(Stored entries)
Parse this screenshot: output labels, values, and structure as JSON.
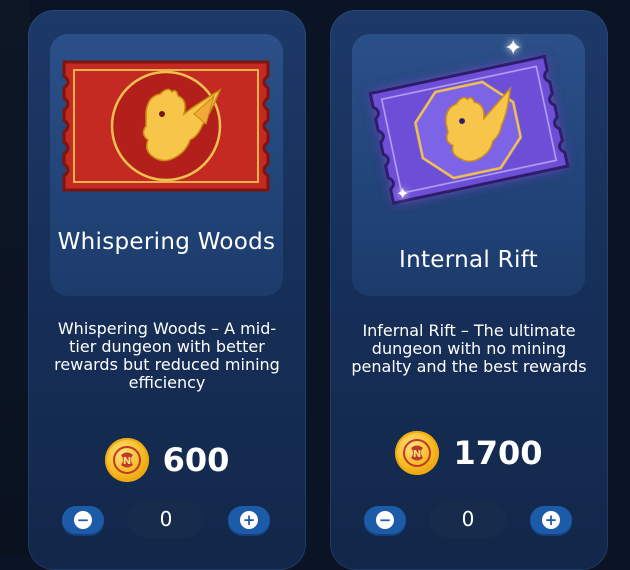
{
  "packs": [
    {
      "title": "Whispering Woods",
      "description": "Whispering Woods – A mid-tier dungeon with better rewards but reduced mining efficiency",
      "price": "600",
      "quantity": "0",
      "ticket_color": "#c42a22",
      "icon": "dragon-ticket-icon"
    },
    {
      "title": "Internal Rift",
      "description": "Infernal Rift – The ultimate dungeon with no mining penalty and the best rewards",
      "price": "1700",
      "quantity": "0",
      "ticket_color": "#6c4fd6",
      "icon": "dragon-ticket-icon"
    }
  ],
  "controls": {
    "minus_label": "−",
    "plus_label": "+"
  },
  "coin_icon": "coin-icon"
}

---

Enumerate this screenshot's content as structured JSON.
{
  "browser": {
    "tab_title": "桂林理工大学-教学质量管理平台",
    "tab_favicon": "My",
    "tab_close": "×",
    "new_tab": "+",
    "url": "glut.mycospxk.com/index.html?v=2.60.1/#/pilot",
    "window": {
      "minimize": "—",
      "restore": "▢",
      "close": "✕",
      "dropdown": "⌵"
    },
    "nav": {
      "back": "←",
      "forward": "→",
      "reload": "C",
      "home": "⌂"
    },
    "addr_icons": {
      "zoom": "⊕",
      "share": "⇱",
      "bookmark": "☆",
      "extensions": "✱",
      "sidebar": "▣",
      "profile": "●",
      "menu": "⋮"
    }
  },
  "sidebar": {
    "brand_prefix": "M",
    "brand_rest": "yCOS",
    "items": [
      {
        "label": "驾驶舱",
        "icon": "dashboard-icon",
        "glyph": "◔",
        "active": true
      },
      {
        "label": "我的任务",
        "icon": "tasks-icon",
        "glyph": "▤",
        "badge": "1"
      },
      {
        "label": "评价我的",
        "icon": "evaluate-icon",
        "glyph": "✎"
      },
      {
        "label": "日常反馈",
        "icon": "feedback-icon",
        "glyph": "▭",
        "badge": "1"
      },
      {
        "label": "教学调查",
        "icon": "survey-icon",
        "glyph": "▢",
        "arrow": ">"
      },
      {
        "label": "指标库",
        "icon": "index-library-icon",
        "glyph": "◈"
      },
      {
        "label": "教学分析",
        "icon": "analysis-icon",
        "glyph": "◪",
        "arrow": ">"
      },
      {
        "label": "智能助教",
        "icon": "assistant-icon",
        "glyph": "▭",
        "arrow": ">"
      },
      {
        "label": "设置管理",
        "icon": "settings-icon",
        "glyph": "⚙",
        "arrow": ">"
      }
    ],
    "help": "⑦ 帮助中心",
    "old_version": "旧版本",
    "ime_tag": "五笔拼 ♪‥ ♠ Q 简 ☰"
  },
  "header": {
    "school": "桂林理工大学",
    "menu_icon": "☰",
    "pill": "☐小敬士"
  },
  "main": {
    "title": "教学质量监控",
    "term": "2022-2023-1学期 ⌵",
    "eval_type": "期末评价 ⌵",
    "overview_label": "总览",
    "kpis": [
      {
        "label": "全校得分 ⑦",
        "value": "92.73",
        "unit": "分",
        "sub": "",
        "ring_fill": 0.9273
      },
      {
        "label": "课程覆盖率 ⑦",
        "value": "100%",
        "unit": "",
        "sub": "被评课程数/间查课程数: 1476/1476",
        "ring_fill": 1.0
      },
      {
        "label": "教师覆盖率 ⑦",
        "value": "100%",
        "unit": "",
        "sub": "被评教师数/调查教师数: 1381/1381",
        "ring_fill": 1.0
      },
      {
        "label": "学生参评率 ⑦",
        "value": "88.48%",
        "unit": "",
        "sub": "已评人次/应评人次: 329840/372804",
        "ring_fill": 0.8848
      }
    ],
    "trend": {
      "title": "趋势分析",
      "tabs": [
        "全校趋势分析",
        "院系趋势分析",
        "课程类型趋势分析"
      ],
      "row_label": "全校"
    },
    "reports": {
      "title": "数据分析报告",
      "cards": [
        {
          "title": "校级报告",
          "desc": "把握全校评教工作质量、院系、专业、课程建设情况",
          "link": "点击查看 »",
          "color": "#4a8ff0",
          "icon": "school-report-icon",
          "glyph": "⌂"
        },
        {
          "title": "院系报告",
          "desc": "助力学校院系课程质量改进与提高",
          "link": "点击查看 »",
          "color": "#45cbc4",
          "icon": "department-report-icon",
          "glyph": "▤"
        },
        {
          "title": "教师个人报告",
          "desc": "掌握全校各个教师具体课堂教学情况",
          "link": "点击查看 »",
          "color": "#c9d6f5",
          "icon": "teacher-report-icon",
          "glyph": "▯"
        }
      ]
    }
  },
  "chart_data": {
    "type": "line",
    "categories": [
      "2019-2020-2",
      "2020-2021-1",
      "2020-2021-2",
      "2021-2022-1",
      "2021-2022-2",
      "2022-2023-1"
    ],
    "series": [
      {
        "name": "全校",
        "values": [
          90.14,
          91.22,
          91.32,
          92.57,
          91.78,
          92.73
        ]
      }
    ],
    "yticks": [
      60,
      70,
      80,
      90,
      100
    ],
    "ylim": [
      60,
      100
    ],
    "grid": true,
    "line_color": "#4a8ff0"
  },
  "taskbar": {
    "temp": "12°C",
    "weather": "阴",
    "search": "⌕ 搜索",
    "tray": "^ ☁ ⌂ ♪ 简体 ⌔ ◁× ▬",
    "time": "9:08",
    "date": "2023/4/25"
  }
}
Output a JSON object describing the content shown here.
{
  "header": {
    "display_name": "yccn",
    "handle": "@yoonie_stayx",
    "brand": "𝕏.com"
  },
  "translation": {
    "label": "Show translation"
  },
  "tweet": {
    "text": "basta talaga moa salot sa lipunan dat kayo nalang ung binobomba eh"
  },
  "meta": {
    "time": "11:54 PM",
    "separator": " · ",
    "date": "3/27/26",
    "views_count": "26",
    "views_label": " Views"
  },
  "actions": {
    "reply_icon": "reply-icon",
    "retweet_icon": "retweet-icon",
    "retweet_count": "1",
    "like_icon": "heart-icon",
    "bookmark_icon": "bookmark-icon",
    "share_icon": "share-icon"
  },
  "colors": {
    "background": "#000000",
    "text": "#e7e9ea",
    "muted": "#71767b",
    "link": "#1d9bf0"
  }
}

**WRITTEN REQUEST**
Search the material above for "Whispering". Pull out each line where it shows up.

**ANSWER TO THIS TASK**
      "title": "Whispering Woods",
      "description": "Whispering Woods – A mid-tier dungeon with better rewards but reduced mining efficiency",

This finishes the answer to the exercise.